- _What is being asked_
Return the listing word for word, as given.

- _Provided information_
[START]
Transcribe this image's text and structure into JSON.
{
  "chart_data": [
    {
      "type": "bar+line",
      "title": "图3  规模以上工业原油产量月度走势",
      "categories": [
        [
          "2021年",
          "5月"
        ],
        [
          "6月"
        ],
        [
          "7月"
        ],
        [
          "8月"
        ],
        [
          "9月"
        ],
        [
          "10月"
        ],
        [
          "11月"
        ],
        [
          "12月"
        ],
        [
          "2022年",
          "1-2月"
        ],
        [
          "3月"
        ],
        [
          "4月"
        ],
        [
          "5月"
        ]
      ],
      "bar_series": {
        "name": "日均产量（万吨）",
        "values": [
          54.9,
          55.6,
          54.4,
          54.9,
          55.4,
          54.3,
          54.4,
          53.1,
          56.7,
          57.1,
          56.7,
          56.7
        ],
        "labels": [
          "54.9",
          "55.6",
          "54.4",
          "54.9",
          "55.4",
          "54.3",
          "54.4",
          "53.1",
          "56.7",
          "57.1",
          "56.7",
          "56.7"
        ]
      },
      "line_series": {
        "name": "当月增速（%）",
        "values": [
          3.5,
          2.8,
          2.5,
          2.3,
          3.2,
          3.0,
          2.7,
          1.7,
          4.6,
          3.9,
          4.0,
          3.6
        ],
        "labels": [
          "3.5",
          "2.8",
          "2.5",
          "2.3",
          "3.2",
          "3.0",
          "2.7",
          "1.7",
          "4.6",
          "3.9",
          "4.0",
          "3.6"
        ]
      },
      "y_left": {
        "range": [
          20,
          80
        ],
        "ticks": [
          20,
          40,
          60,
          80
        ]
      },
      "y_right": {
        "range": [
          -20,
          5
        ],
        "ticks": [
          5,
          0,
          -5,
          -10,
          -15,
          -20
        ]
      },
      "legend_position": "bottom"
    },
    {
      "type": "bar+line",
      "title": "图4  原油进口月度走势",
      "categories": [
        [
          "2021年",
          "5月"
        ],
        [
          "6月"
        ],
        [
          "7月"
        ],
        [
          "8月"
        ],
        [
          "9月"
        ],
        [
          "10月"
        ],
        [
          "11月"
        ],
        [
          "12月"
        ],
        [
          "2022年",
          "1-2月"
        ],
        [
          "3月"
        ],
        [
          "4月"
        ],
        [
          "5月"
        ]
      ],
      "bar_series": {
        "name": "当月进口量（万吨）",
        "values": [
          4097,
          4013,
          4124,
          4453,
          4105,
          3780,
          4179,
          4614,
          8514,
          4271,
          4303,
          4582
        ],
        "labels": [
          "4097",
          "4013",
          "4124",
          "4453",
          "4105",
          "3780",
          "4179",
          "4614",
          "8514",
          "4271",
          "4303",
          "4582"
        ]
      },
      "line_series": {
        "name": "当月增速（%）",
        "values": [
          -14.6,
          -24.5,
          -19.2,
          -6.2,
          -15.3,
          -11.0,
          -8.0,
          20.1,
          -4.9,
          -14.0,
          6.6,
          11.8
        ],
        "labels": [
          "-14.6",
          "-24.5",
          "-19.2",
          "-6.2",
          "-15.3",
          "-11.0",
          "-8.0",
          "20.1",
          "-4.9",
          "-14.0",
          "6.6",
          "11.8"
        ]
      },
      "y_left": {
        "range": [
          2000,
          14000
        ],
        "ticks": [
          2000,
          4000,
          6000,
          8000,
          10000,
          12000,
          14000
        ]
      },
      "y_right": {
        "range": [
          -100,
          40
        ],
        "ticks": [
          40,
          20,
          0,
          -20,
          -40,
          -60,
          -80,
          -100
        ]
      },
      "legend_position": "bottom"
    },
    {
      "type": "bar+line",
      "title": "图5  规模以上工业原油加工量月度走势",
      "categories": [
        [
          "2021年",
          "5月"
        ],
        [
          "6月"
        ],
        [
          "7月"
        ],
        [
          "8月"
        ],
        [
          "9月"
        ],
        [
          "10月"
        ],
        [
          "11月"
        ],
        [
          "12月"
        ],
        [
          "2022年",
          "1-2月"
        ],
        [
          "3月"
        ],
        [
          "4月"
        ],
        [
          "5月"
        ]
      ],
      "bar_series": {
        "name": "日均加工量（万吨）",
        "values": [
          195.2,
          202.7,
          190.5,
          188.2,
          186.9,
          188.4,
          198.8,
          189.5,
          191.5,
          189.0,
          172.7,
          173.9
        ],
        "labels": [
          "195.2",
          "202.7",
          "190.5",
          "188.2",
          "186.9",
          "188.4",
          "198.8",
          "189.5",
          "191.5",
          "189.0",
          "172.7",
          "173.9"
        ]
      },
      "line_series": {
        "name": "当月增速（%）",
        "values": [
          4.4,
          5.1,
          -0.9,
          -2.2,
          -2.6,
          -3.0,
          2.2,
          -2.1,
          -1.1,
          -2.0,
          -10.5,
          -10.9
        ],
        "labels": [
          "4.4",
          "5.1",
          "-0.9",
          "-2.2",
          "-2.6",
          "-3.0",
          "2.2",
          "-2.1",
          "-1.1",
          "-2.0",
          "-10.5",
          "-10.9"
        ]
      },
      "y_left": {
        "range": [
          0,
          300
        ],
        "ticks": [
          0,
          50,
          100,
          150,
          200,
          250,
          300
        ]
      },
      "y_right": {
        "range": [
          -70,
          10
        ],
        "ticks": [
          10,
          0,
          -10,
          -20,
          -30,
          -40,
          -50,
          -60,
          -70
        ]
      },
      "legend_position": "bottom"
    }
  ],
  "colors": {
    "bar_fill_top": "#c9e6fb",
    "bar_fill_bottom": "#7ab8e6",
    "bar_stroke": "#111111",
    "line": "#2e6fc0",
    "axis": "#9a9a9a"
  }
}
[END]
- _Result for this task_
Transcribe this image's text and structure into JSON.
{
  "chart_data": [
    {
      "type": "bar+line",
      "title": "图3  规模以上工业原油产量月度走势",
      "categories": [
        [
          "2021年",
          "5月"
        ],
        [
          "6月"
        ],
        [
          "7月"
        ],
        [
          "8月"
        ],
        [
          "9月"
        ],
        [
          "10月"
        ],
        [
          "11月"
        ],
        [
          "12月"
        ],
        [
          "2022年",
          "1-2月"
        ],
        [
          "3月"
        ],
        [
          "4月"
        ],
        [
          "5月"
        ]
      ],
      "bar_series": {
        "name": "日均产量（万吨）",
        "values": [
          54.9,
          55.6,
          54.4,
          54.9,
          55.4,
          54.3,
          54.4,
          53.1,
          56.7,
          57.1,
          56.7,
          56.7
        ],
        "labels": [
          "54.9",
          "55.6",
          "54.4",
          "54.9",
          "55.4",
          "54.3",
          "54.4",
          "53.1",
          "56.7",
          "57.1",
          "56.7",
          "56.7"
        ]
      },
      "line_series": {
        "name": "当月增速（%）",
        "values": [
          3.5,
          2.8,
          2.5,
          2.3,
          3.2,
          3.0,
          2.7,
          1.7,
          4.6,
          3.9,
          4.0,
          3.6
        ],
        "labels": [
          "3.5",
          "2.8",
          "2.5",
          "2.3",
          "3.2",
          "3.0",
          "2.7",
          "1.7",
          "4.6",
          "3.9",
          "4.0",
          "3.6"
        ]
      },
      "y_left": {
        "range": [
          20,
          80
        ],
        "ticks": [
          20,
          40,
          60,
          80
        ]
      },
      "y_right": {
        "range": [
          -20,
          5
        ],
        "ticks": [
          5,
          0,
          -5,
          -10,
          -15,
          -20
        ]
      },
      "legend_position": "bottom"
    },
    {
      "type": "bar+line",
      "title": "图4  原油进口月度走势",
      "categories": [
        [
          "2021年",
          "5月"
        ],
        [
          "6月"
        ],
        [
          "7月"
        ],
        [
          "8月"
        ],
        [
          "9月"
        ],
        [
          "10月"
        ],
        [
          "11月"
        ],
        [
          "12月"
        ],
        [
          "2022年",
          "1-2月"
        ],
        [
          "3月"
        ],
        [
          "4月"
        ],
        [
          "5月"
        ]
      ],
      "bar_series": {
        "name": "当月进口量（万吨）",
        "values": [
          4097,
          4013,
          4124,
          4453,
          4105,
          3780,
          4179,
          4614,
          8514,
          4271,
          4303,
          4582
        ],
        "labels": [
          "4097",
          "4013",
          "4124",
          "4453",
          "4105",
          "3780",
          "4179",
          "4614",
          "8514",
          "4271",
          "4303",
          "4582"
        ]
      },
      "line_series": {
        "name": "当月增速（%）",
        "values": [
          -14.6,
          -24.5,
          -19.2,
          -6.2,
          -15.3,
          -11.0,
          -8.0,
          20.1,
          -4.9,
          -14.0,
          6.6,
          11.8
        ],
        "labels": [
          "-14.6",
          "-24.5",
          "-19.2",
          "-6.2",
          "-15.3",
          "-11.0",
          "-8.0",
          "20.1",
          "-4.9",
          "-14.0",
          "6.6",
          "11.8"
        ]
      },
      "y_left": {
        "range": [
          2000,
          14000
        ],
        "ticks": [
          2000,
          4000,
          6000,
          8000,
          10000,
          12000,
          14000
        ]
      },
      "y_right": {
        "range": [
          -100,
          40
        ],
        "ticks": [
          40,
          20,
          0,
          -20,
          -40,
          -60,
          -80,
          -100
        ]
      },
      "legend_position": "bottom"
    },
    {
      "type": "bar+line",
      "title": "图5  规模以上工业原油加工量月度走势",
      "categories": [
        [
          "2021年",
          "5月"
        ],
        [
          "6月"
        ],
        [
          "7月"
        ],
        [
          "8月"
        ],
        [
          "9月"
        ],
        [
          "10月"
        ],
        [
          "11月"
        ],
        [
          "12月"
        ],
        [
          "2022年",
          "1-2月"
        ],
        [
          "3月"
        ],
        [
          "4月"
        ],
        [
          "5月"
        ]
      ],
      "bar_series": {
        "name": "日均加工量（万吨）",
        "values": [
          195.2,
          202.7,
          190.5,
          188.2,
          186.9,
          188.4,
          198.8,
          189.5,
          191.5,
          189.0,
          172.7,
          173.9
        ],
        "labels": [
          "195.2",
          "202.7",
          "190.5",
          "188.2",
          "186.9",
          "188.4",
          "198.8",
          "189.5",
          "191.5",
          "189.0",
          "172.7",
          "173.9"
        ]
      },
      "line_series": {
        "name": "当月增速（%）",
        "values": [
          4.4,
          5.1,
          -0.9,
          -2.2,
          -2.6,
          -3.0,
          2.2,
          -2.1,
          -1.1,
          -2.0,
          -10.5,
          -10.9
        ],
        "labels": [
          "4.4",
          "5.1",
          "-0.9",
          "-2.2",
          "-2.6",
          "-3.0",
          "2.2",
          "-2.1",
          "-1.1",
          "-2.0",
          "-10.5",
          "-10.9"
        ]
      },
      "y_left": {
        "range": [
          0,
          300
        ],
        "ticks": [
          0,
          50,
          100,
          150,
          200,
          250,
          300
        ]
      },
      "y_right": {
        "range": [
          -70,
          10
        ],
        "ticks": [
          10,
          0,
          -10,
          -20,
          -30,
          -40,
          -50,
          -60,
          -70
        ]
      },
      "legend_position": "bottom"
    }
  ],
  "colors": {
    "bar_fill_top": "#c9e6fb",
    "bar_fill_bottom": "#7ab8e6",
    "bar_stroke": "#111111",
    "line": "#2e6fc0",
    "axis": "#9a9a9a"
  }
}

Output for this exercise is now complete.